## Written task
Go through the lines below. Copy those with "детей".

Collected data:
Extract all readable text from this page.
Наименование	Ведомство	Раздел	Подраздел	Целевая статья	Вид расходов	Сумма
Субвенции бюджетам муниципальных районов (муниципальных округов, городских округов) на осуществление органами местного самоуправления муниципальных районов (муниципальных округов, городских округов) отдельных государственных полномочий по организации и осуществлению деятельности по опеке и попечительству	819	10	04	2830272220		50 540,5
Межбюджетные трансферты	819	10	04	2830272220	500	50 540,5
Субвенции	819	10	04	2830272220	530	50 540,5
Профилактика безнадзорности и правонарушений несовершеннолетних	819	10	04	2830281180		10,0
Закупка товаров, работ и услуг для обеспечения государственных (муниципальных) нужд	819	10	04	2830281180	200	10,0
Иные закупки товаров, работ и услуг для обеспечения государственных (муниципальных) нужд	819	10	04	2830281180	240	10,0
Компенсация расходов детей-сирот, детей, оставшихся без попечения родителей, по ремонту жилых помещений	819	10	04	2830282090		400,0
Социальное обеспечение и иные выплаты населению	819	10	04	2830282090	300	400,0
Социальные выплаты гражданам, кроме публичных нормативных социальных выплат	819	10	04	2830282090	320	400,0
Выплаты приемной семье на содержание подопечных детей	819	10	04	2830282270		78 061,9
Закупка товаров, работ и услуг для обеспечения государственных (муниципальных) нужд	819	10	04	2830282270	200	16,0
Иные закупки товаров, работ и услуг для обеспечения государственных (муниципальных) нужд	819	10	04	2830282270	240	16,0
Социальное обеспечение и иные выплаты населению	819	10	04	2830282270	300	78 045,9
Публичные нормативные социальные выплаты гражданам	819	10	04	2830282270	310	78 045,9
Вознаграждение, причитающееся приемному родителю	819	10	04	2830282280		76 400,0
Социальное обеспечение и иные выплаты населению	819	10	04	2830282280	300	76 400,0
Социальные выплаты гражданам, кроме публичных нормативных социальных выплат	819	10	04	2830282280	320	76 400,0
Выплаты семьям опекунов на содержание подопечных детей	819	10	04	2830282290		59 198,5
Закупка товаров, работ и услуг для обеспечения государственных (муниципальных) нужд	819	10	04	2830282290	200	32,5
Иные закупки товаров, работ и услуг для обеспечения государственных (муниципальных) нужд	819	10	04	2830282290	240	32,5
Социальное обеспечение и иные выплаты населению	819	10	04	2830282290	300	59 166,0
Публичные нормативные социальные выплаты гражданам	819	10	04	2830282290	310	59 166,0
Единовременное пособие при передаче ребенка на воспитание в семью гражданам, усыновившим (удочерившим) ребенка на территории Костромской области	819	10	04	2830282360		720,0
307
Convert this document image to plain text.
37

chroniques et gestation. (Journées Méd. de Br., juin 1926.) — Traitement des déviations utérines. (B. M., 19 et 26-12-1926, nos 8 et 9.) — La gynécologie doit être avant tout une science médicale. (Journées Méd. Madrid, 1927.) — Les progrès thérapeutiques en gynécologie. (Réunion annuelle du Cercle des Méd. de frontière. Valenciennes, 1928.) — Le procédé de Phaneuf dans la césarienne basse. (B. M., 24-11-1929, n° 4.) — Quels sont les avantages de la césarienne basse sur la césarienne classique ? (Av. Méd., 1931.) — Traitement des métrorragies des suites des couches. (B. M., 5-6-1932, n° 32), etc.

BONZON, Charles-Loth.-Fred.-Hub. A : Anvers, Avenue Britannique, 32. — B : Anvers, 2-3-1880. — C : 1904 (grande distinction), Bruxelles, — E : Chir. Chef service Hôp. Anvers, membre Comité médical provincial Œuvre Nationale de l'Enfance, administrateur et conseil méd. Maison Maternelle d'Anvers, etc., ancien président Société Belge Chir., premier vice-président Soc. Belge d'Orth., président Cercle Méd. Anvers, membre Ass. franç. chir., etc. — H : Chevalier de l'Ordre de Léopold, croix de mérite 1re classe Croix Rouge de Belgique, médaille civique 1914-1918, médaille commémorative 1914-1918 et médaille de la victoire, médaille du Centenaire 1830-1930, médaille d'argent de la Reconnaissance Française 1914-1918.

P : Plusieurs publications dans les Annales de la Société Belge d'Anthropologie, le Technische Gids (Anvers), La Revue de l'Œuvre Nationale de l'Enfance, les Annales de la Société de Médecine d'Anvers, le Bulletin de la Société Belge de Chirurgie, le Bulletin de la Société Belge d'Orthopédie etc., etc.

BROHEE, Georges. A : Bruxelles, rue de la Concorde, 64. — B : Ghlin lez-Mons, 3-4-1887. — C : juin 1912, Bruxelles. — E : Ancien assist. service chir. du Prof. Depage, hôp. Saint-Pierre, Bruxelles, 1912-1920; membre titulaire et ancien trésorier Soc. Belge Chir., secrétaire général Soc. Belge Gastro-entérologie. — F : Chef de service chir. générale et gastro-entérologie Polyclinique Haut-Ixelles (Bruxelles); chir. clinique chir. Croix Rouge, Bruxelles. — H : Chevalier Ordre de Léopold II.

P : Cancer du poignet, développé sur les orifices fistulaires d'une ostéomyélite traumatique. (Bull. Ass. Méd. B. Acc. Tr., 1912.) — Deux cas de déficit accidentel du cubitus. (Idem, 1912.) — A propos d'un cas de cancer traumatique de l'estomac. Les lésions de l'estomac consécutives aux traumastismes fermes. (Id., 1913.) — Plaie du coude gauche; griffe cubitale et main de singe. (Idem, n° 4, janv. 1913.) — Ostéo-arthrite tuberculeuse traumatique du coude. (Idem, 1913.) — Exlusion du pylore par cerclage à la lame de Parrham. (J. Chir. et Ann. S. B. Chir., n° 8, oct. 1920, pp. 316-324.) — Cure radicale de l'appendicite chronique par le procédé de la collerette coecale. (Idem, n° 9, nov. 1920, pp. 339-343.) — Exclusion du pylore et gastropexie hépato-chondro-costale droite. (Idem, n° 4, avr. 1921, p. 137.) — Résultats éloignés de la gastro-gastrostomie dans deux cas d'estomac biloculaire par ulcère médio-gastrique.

## Answer to this exercise
Компенсация расходов детей-сирот, детей, оставшихся без попечения родителей, по ремонту жилых помещений	819	10	04	2830282090		400,0
Выплаты приемной семье на содержание подопечных детей	819	10	04	2830282270		78 061,9
Выплаты семьям опекунов на содержание подопечных детей	819	10	04	2830282290		59 198,5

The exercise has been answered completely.